» Given information
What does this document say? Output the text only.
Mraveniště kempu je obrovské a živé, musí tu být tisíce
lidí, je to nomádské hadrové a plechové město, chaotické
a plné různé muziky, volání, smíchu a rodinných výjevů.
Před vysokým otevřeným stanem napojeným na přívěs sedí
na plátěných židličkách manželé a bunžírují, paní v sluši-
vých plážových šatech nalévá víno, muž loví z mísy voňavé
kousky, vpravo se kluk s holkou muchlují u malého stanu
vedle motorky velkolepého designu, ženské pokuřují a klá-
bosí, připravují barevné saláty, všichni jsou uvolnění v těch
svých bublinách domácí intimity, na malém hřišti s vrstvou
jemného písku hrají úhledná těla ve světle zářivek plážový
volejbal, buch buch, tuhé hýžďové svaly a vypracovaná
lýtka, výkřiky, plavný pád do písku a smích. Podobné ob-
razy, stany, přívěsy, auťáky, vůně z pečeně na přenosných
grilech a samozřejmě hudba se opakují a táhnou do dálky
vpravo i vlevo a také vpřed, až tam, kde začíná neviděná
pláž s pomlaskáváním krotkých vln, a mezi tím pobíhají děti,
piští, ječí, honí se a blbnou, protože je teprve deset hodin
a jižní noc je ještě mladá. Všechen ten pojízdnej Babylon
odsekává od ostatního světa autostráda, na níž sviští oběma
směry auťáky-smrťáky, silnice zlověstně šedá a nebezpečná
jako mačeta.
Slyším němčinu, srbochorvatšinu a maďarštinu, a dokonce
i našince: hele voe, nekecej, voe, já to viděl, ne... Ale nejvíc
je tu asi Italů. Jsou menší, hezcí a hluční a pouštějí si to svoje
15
==
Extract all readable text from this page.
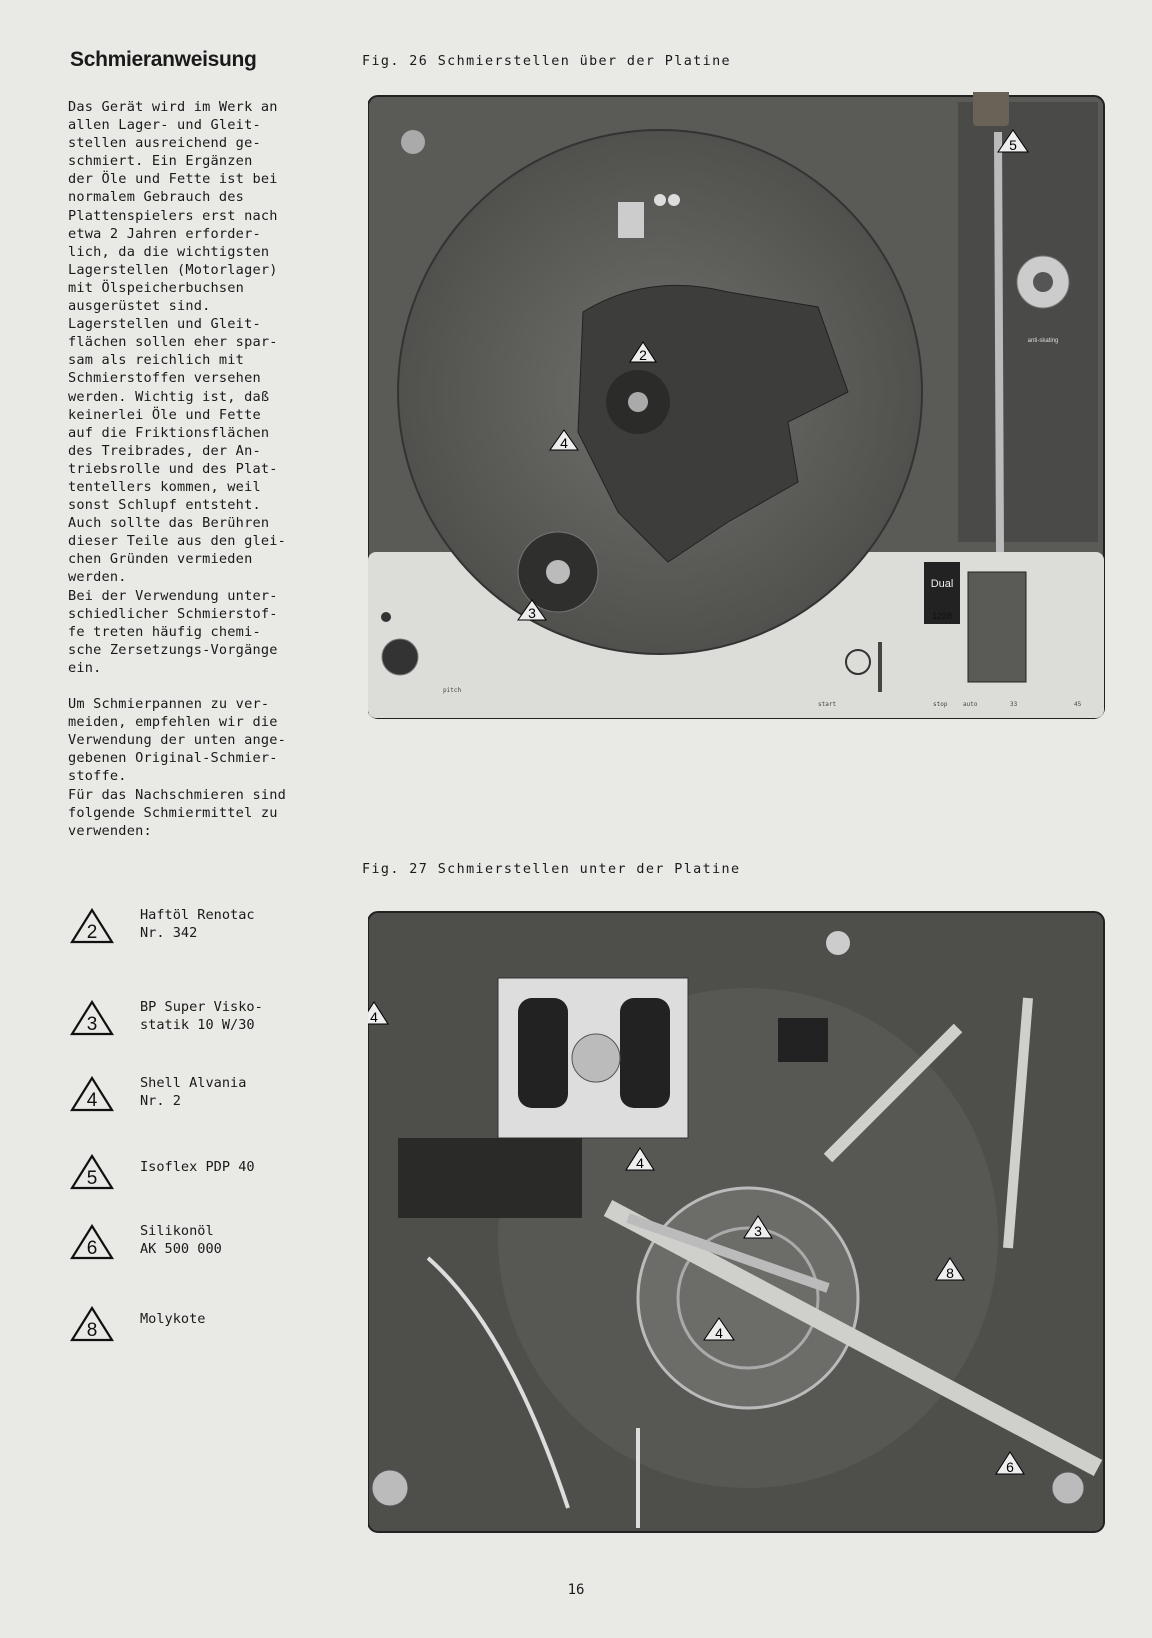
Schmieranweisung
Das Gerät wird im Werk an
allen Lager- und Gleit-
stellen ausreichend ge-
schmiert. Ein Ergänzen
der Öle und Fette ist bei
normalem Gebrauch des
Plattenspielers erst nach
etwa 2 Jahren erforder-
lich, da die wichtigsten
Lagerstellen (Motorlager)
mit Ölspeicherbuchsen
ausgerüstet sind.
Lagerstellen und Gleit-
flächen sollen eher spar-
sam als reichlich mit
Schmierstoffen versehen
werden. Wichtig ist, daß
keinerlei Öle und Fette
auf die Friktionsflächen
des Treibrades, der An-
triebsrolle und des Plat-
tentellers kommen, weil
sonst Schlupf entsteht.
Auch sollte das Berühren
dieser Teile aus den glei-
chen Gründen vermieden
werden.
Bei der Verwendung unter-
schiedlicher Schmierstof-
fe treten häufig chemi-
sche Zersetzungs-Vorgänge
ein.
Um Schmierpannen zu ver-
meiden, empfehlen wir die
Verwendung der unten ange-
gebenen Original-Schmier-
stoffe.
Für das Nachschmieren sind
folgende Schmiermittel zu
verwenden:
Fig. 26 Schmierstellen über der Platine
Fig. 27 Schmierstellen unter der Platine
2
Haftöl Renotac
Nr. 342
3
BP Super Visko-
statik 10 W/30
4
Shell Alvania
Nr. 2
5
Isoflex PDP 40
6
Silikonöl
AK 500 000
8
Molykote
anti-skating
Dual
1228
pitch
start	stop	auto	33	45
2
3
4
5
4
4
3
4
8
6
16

» What the exercise asks
Give the number of lines in the records above that contain the word "this". Reply with that number alone.

» Final result
2